(begin)

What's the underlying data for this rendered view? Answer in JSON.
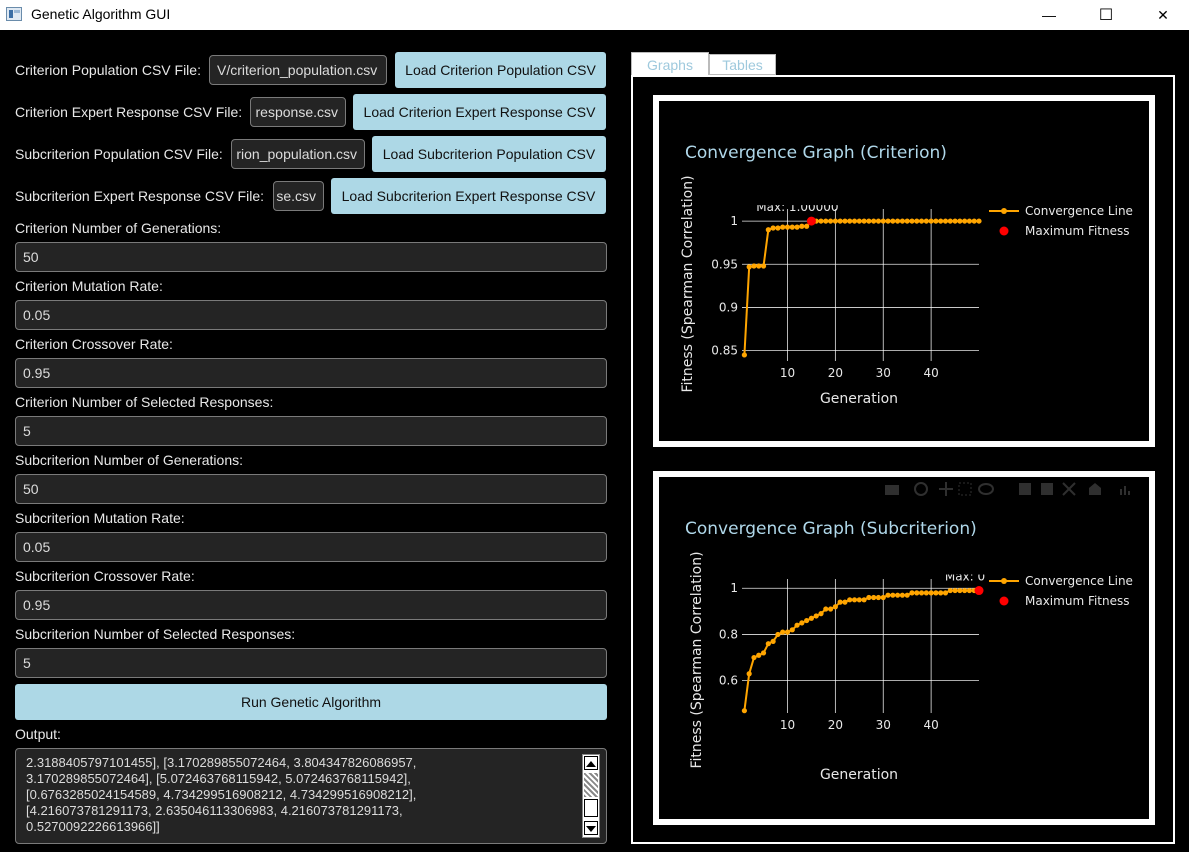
{
  "window": {
    "title": "Genetic Algorithm GUI",
    "minimize": "—",
    "maximize": "☐",
    "close": "✕"
  },
  "files": [
    {
      "label": "Criterion Population CSV File:",
      "value": "V/criterion_population.csv",
      "button": "Load Criterion Population CSV"
    },
    {
      "label": "Criterion Expert Response CSV File:",
      "value": "response.csv",
      "button": "Load Criterion Expert Response CSV"
    },
    {
      "label": "Subcriterion Population CSV File:",
      "value": "rion_population.csv",
      "button": "Load Subcriterion Population CSV"
    },
    {
      "label": "Subcriterion Expert Response CSV File:",
      "value": "se.csv",
      "button": "Load Subcriterion Expert Response CSV"
    }
  ],
  "params": [
    {
      "label": "Criterion Number of Generations:",
      "value": "50"
    },
    {
      "label": "Criterion Mutation Rate:",
      "value": "0.05"
    },
    {
      "label": "Criterion Crossover Rate:",
      "value": "0.95"
    },
    {
      "label": "Criterion Number of Selected Responses:",
      "value": "5"
    },
    {
      "label": "Subcriterion Number of Generations:",
      "value": "50"
    },
    {
      "label": "Subcriterion Mutation Rate:",
      "value": "0.05"
    },
    {
      "label": "Subcriterion Crossover Rate:",
      "value": "0.95"
    },
    {
      "label": "Subcriterion Number of Selected Responses:",
      "value": "5"
    }
  ],
  "run_button": "Run Genetic Algorithm",
  "output": {
    "label": "Output:",
    "lines": [
      "2.3188405797101455], [3.170289855072464, 3.804347826086957,",
      "3.170289855072464], [5.072463768115942, 5.072463768115942],",
      "[0.6763285024154589, 4.734299516908212, 4.734299516908212],",
      "[4.216073781291173, 2.635046113306983, 4.216073781291173,",
      "0.5270092226613966]]"
    ]
  },
  "tabs": {
    "graphs": "Graphs",
    "tables": "Tables"
  },
  "colors": {
    "line": "#FFA500",
    "max_marker": "#FF0000",
    "title": "#B0D8EA",
    "button": "#ADD8E6"
  },
  "chart_data": [
    {
      "type": "line",
      "title": "Convergence Graph (Criterion)",
      "xlabel": "Generation",
      "ylabel": "Fitness (Spearman Correlation)",
      "xlim": [
        0.5,
        50
      ],
      "ylim": [
        0.838,
        1.014
      ],
      "xticks": [
        10,
        20,
        30,
        40
      ],
      "yticks": [
        0.85,
        0.9,
        0.95,
        1
      ],
      "ytick_labels": [
        "0.85",
        "0.9",
        "0.95",
        "1"
      ],
      "grid": true,
      "legend_position": "top-right",
      "legend": [
        "Convergence Line",
        "Maximum Fitness"
      ],
      "series": [
        {
          "name": "Convergence Line",
          "x": [
            1,
            2,
            3,
            4,
            5,
            6,
            7,
            8,
            9,
            10,
            11,
            12,
            13,
            14,
            15,
            16,
            17,
            18,
            19,
            20,
            21,
            22,
            23,
            24,
            25,
            26,
            27,
            28,
            29,
            30,
            31,
            32,
            33,
            34,
            35,
            36,
            37,
            38,
            39,
            40,
            41,
            42,
            43,
            44,
            45,
            46,
            47,
            48,
            49,
            50
          ],
          "values": [
            0.845,
            0.947,
            0.948,
            0.948,
            0.948,
            0.99,
            0.992,
            0.992,
            0.993,
            0.993,
            0.993,
            0.993,
            0.994,
            0.994,
            1,
            1,
            1,
            1,
            1,
            1,
            1,
            1,
            1,
            1,
            1,
            1,
            1,
            1,
            1,
            1,
            1,
            1,
            1,
            1,
            1,
            1,
            1,
            1,
            1,
            1,
            1,
            1,
            1,
            1,
            1,
            1,
            1,
            1,
            1,
            1
          ]
        }
      ],
      "max_point": {
        "x": 15,
        "y": 1.0,
        "label": "Max: 1.00000"
      }
    },
    {
      "type": "line",
      "title": "Convergence Graph (Subcriterion)",
      "xlabel": "Generation",
      "ylabel": "Fitness (Spearman Correlation)",
      "xlim": [
        0.5,
        50
      ],
      "ylim": [
        0.46,
        1.04
      ],
      "xticks": [
        10,
        20,
        30,
        40
      ],
      "yticks": [
        0.6,
        0.8,
        1
      ],
      "ytick_labels": [
        "0.6",
        "0.8",
        "1"
      ],
      "grid": true,
      "legend_position": "top-right",
      "legend": [
        "Convergence Line",
        "Maximum Fitness"
      ],
      "series": [
        {
          "name": "Convergence Line",
          "x": [
            1,
            2,
            3,
            4,
            5,
            6,
            7,
            8,
            9,
            10,
            11,
            12,
            13,
            14,
            15,
            16,
            17,
            18,
            19,
            20,
            21,
            22,
            23,
            24,
            25,
            26,
            27,
            28,
            29,
            30,
            31,
            32,
            33,
            34,
            35,
            36,
            37,
            38,
            39,
            40,
            41,
            42,
            43,
            44,
            45,
            46,
            47,
            48,
            49,
            50
          ],
          "values": [
            0.47,
            0.63,
            0.7,
            0.71,
            0.72,
            0.76,
            0.77,
            0.8,
            0.81,
            0.81,
            0.82,
            0.84,
            0.85,
            0.86,
            0.87,
            0.88,
            0.89,
            0.91,
            0.91,
            0.92,
            0.94,
            0.94,
            0.95,
            0.95,
            0.95,
            0.95,
            0.96,
            0.96,
            0.96,
            0.96,
            0.97,
            0.97,
            0.97,
            0.97,
            0.97,
            0.98,
            0.98,
            0.98,
            0.98,
            0.98,
            0.98,
            0.98,
            0.98,
            0.99,
            0.99,
            0.99,
            0.99,
            0.99,
            0.99,
            0.99
          ]
        }
      ],
      "max_point": {
        "x": 50,
        "y": 0.99,
        "label": "Max: 0"
      }
    }
  ]
}
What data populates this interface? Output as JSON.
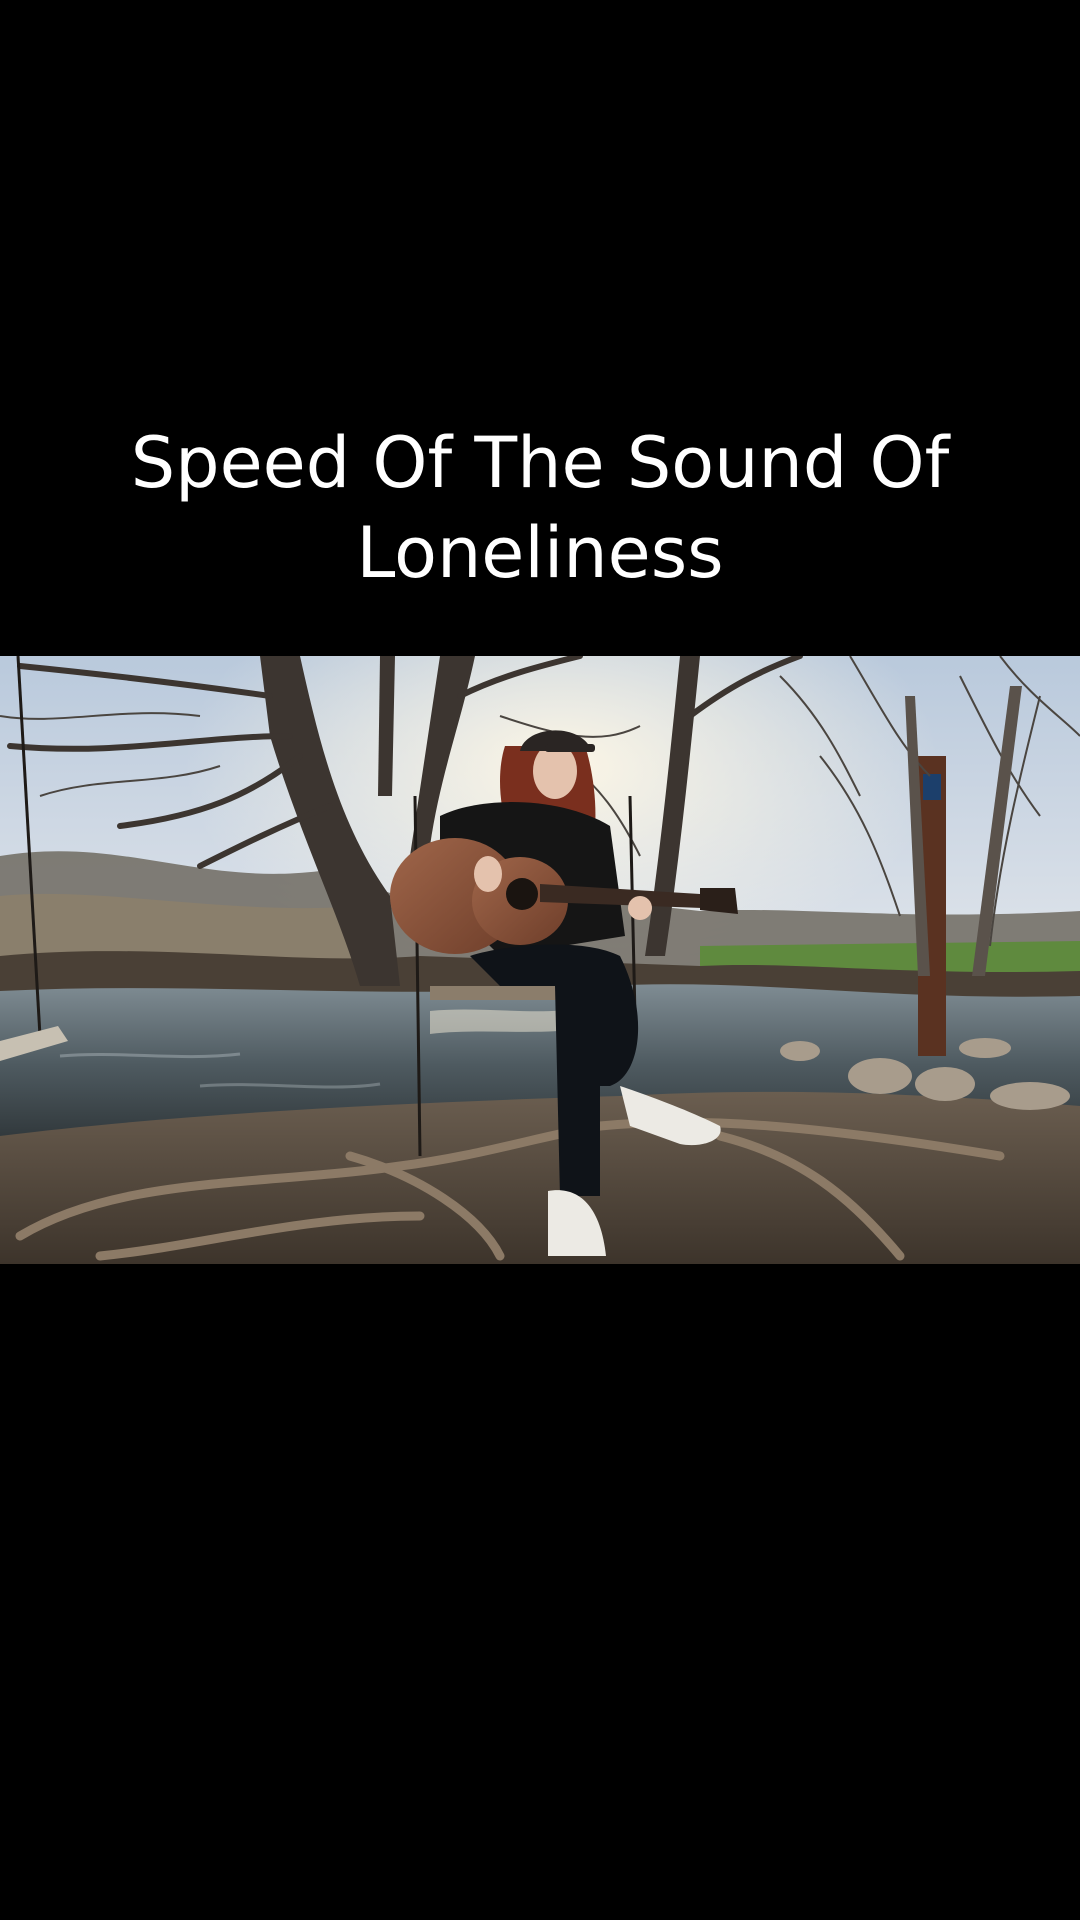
{
  "caption": {
    "line1": "Speed Of The Sound Of",
    "line2": "Loneliness"
  },
  "colors": {
    "background": "#000000",
    "caption_text": "#ffffff"
  }
}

(end)

→ Exercise objective
Take the lines from the one that contains "What data populates" down to the last line of the listing above, both included, and set them down exactly, leaving out pictures.

→ Solution to this problem
What data populates this interface? Output as JSON.
{
  "caption": {
    "line1": "Speed Of The Sound Of",
    "line2": "Loneliness"
  },
  "colors": {
    "background": "#000000",
    "caption_text": "#ffffff"
  }
}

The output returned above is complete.